** Start of ENTRIES PROVIDED **

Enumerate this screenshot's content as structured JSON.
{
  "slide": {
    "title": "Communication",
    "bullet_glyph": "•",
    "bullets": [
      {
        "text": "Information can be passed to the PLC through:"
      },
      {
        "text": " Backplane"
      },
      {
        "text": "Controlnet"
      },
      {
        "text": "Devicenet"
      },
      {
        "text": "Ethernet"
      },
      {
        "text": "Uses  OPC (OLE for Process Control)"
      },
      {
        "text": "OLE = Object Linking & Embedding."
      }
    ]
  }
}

** End of ENTRIES PROVIDED **

(WHAT IS REQUIRED): Return every line above in which the string "text" occurs.

(SOLUTION):
        "text": "Information can be passed to the PLC through:"
        "text": " Backplane"
        "text": "Controlnet"
        "text": "Devicenet"
        "text": "Ethernet"
        "text": "Uses  OPC (OLE for Process Control)"
        "text": "OLE = Object Linking & Embedding."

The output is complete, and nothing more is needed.